(Dataset items)
________________________________________

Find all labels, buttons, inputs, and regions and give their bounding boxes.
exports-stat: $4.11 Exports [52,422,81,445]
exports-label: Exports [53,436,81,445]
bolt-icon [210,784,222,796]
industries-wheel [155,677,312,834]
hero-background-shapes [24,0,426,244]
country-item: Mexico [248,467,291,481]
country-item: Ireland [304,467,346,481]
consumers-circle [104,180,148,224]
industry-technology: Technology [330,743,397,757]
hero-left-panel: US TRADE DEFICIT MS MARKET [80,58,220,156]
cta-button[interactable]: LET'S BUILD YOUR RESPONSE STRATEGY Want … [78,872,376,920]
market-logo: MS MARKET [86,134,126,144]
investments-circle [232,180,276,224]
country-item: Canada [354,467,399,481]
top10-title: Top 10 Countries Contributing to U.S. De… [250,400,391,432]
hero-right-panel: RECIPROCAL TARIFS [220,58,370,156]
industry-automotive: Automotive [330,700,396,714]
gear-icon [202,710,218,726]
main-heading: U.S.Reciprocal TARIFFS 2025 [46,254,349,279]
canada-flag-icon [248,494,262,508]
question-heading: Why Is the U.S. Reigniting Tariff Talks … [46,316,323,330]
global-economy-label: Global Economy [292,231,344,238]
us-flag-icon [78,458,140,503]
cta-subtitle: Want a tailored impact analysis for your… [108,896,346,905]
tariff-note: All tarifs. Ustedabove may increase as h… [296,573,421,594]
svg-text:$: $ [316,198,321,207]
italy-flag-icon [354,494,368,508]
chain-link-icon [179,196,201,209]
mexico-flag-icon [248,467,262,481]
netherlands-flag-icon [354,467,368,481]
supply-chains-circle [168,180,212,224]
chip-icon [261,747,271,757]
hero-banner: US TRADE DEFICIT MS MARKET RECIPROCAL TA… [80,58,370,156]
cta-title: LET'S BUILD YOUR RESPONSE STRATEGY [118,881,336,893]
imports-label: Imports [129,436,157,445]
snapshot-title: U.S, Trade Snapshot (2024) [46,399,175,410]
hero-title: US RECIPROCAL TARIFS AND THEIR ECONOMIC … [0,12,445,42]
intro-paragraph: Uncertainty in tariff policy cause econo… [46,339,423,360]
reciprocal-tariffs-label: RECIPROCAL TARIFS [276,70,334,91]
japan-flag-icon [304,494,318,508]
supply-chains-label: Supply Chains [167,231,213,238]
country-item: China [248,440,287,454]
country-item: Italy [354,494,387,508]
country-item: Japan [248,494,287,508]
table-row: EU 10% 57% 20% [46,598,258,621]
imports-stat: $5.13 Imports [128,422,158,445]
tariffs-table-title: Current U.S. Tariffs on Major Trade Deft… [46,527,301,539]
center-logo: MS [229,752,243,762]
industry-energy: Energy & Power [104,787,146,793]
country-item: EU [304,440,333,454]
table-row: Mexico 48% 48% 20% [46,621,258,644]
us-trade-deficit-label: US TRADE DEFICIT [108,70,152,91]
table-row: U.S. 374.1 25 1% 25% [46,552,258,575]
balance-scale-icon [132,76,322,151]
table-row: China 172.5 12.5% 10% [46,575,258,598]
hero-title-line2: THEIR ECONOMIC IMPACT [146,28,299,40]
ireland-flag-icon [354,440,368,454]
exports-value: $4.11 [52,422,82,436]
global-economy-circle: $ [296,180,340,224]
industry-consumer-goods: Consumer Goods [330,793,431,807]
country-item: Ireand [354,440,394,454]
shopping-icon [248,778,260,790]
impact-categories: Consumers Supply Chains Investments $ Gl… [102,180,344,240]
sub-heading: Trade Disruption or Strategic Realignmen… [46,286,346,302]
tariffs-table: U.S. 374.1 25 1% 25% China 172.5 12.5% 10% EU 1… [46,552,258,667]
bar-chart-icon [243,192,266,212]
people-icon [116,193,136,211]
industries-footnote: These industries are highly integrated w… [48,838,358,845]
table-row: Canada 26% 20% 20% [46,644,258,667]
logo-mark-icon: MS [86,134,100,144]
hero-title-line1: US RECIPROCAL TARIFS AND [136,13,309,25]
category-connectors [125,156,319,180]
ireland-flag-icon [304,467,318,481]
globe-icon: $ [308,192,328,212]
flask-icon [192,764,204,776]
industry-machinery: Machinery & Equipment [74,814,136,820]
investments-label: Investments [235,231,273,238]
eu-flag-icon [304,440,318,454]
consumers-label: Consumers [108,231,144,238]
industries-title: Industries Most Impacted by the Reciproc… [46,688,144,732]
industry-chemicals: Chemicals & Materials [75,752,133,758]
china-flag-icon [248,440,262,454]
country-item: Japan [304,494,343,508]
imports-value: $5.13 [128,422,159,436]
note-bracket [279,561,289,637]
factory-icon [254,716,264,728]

________________________________________

> [WHAT YOU SHOULD DO] Copy these lines again word for word, covering every record.

> [FULL OUTPUT]
Find all labels, buttons, inputs, and regions and give their bounding boxes.
exports-stat: $4.11 Exports [52,422,81,445]
exports-label: Exports [53,436,81,445]
bolt-icon [210,784,222,796]
industries-wheel [155,677,312,834]
hero-background-shapes [24,0,426,244]
country-item: Mexico [248,467,291,481]
country-item: Ireland [304,467,346,481]
consumers-circle [104,180,148,224]
industry-technology: Technology [330,743,397,757]
hero-left-panel: US TRADE DEFICIT MS MARKET [80,58,220,156]
cta-button[interactable]: LET'S BUILD YOUR RESPONSE STRATEGY Want … [78,872,376,920]
market-logo: MS MARKET [86,134,126,144]
investments-circle [232,180,276,224]
country-item: Canada [354,467,399,481]
top10-title: Top 10 Countries Contributing to U.S. De… [250,400,391,432]
hero-right-panel: RECIPROCAL TARIFS [220,58,370,156]
industry-automotive: Automotive [330,700,396,714]
gear-icon [202,710,218,726]
main-heading: U.S.Reciprocal TARIFFS 2025 [46,254,349,279]
canada-flag-icon [248,494,262,508]
question-heading: Why Is the U.S. Reigniting Tariff Talks … [46,316,323,330]
global-economy-label: Global Economy [292,231,344,238]
us-flag-icon [78,458,140,503]
cta-subtitle: Want a tailored impact analysis for your… [108,896,346,905]
tariff-note: All tarifs. Ustedabove may increase as h… [296,573,421,594]
svg-text:$: $ [316,198,321,207]
italy-flag-icon [354,494,368,508]
chain-link-icon [179,196,201,209]
mexico-flag-icon [248,467,262,481]
netherlands-flag-icon [354,467,368,481]
supply-chains-circle [168,180,212,224]
chip-icon [261,747,271,757]
hero-banner: US TRADE DEFICIT MS MARKET RECIPROCAL TA… [80,58,370,156]
cta-title: LET'S BUILD YOUR RESPONSE STRATEGY [118,881,336,893]
imports-label: Imports [129,436,157,445]
snapshot-title: U.S, Trade Snapshot (2024) [46,399,175,410]
hero-title: US RECIPROCAL TARIFS AND THEIR ECONOMIC … [0,12,445,42]
intro-paragraph: Uncertainty in tariff policy cause econo… [46,339,423,360]
reciprocal-tariffs-label: RECIPROCAL TARIFS [276,70,334,91]
japan-flag-icon [304,494,318,508]
supply-chains-label: Supply Chains [167,231,213,238]
country-item: China [248,440,287,454]
country-item: Italy [354,494,387,508]
country-item: Japan [248,494,287,508]
table-row: EU 10% 57% 20% [46,598,258,621]
imports-stat: $5.13 Imports [128,422,158,445]
tariffs-table-title: Current U.S. Tariffs on Major Trade Deft… [46,527,301,539]
center-logo: MS [229,752,243,762]
industry-energy: Energy & Power [104,787,146,793]
country-item: EU [304,440,333,454]
table-row: Mexico 48% 48% 20% [46,621,258,644]
us-trade-deficit-label: US TRADE DEFICIT [108,70,152,91]
table-row: U.S. 374.1 25 1% 25% [46,552,258,575]
balance-scale-icon [132,76,322,151]
table-row: China 172.5 12.5% 10% [46,575,258,598]
hero-title-line2: THEIR ECONOMIC IMPACT [146,28,299,40]
ireland-flag-icon [354,440,368,454]
exports-value: $4.11 [52,422,82,436]
global-economy-circle: $ [296,180,340,224]
industry-consumer-goods: Consumer Goods [330,793,431,807]
country-item: Ireand [354,440,394,454]
shopping-icon [248,778,260,790]
impact-categories: Consumers Supply Chains Investments $ Gl… [102,180,344,240]
sub-heading: Trade Disruption or Strategic Realignmen… [46,286,346,302]
tariffs-table: U.S. 374.1 25 1% 25% China 172.5 12.5% 10% EU 1… [46,552,258,667]
bar-chart-icon [243,192,266,212]
people-icon [116,193,136,211]
industries-footnote: These industries are highly integrated w… [48,838,358,845]
table-row: Canada 26% 20% 20% [46,644,258,667]
logo-mark-icon: MS [86,134,100,144]
hero-title-line1: US RECIPROCAL TARIFS AND [136,13,309,25]
category-connectors [125,156,319,180]
ireland-flag-icon [304,467,318,481]
globe-icon: $ [308,192,328,212]
flask-icon [192,764,204,776]
industry-machinery: Machinery & Equipment [74,814,136,820]
investments-label: Investments [235,231,273,238]
eu-flag-icon [304,440,318,454]
consumers-label: Consumers [108,231,144,238]
industries-title: Industries Most Impacted by the Reciproc… [46,688,144,732]
industry-chemicals: Chemicals & Materials [75,752,133,758]
china-flag-icon [248,440,262,454]
country-item: Japan [304,494,343,508]
imports-value: $5.13 [128,422,159,436]
note-bracket [279,561,289,637]
factory-icon [254,716,264,728]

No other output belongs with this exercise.